*TASK INPUT:*
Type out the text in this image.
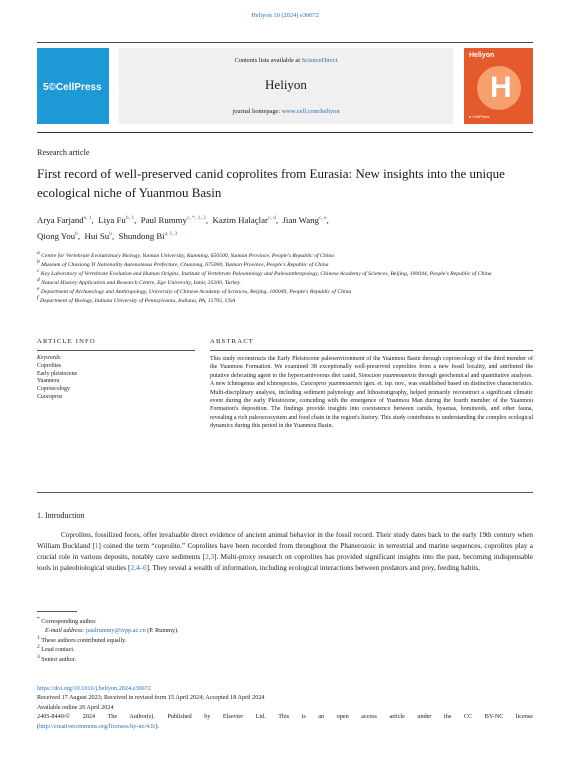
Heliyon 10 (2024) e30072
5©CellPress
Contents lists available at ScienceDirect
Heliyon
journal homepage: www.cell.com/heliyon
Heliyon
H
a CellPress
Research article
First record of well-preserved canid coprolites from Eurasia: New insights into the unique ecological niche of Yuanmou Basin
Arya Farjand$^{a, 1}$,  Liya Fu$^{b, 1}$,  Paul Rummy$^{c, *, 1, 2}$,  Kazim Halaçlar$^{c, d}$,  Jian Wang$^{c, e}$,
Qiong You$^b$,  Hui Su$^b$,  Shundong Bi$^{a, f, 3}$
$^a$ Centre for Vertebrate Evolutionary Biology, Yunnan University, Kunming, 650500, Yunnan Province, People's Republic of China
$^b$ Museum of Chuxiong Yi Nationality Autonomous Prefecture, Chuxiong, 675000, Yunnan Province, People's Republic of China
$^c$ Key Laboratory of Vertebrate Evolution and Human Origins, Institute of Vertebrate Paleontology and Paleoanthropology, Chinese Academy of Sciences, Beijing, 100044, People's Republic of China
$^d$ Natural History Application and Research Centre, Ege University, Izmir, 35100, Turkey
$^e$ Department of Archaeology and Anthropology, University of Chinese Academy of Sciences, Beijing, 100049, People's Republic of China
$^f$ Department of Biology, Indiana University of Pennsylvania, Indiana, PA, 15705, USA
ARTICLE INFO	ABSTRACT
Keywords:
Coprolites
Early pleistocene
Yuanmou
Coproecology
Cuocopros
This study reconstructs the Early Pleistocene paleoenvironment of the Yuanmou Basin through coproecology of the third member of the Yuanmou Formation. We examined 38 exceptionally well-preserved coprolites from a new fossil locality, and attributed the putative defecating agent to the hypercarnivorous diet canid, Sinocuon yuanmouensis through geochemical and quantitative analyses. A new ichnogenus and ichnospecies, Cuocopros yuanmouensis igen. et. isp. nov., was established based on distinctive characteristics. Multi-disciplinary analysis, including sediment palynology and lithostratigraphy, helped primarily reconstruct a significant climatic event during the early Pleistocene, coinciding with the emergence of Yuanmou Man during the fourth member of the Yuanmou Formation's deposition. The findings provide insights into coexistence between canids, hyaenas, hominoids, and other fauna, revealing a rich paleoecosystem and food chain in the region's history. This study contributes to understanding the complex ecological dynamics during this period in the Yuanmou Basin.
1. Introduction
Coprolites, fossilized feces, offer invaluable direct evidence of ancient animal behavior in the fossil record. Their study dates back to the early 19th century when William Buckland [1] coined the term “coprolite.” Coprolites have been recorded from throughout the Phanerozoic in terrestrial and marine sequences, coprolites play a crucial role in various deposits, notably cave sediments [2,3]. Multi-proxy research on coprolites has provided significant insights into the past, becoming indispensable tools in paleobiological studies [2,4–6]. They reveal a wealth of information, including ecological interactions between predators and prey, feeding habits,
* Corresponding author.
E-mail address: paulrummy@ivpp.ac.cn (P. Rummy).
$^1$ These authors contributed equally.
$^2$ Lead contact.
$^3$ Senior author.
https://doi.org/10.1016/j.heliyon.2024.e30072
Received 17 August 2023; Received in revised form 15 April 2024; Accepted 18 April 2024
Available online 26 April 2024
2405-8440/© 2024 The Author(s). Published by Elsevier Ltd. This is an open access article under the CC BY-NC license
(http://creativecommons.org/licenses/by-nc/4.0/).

==

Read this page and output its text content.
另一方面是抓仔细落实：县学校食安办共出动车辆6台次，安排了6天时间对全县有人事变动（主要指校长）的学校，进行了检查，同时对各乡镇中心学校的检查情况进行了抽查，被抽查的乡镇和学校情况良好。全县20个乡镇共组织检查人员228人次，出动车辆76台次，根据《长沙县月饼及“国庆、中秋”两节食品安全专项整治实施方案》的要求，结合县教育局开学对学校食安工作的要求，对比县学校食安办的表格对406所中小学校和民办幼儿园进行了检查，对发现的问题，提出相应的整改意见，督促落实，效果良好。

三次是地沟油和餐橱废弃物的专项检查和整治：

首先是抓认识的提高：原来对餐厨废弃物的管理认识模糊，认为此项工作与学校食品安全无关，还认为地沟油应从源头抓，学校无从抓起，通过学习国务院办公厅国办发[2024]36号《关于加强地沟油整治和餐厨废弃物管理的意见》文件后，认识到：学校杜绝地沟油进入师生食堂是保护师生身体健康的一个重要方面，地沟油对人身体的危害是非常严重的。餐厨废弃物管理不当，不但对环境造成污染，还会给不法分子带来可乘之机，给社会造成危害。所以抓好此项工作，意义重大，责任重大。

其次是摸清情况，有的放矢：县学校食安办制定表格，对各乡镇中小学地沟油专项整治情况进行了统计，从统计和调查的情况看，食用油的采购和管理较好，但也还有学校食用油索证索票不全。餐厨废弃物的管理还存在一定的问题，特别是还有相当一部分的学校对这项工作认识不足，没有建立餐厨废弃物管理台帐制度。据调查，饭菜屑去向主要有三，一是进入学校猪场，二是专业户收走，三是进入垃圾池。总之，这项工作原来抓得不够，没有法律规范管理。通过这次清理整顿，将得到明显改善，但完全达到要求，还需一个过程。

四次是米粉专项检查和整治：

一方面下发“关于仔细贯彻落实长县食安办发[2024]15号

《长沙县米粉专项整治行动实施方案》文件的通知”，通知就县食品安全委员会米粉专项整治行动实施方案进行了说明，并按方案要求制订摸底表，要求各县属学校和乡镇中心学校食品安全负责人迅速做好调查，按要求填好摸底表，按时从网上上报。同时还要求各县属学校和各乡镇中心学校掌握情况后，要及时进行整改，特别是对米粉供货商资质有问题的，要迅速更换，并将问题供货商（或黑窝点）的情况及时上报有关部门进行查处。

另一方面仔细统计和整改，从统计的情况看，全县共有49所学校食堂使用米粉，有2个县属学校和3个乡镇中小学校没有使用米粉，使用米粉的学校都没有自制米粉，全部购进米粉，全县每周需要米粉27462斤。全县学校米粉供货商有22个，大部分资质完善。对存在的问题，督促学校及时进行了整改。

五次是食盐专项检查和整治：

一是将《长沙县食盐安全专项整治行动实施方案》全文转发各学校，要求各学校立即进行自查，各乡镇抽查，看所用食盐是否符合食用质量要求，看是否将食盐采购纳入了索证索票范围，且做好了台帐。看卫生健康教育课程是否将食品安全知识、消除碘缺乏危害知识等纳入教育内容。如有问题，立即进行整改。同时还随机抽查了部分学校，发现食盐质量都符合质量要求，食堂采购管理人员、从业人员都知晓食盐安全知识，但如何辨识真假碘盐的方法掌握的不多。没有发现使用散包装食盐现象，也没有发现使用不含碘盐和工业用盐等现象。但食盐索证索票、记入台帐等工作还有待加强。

*THE EXERCISE:* Scan the material above for the string "Rummy" and return the lines that hold it.

*OUTPUT FOR THIS EXERCISE:*
Arya Farjand$^{a, 1}$,  Liya Fu$^{b, 1}$,  Paul Rummy$^{c, *, 1, 2}$,  Kazim Halaçlar$^{c, d}$,  Jian Wang$^{c, e}$,
E-mail address: paulrummy@ivpp.ac.cn (P. Rummy).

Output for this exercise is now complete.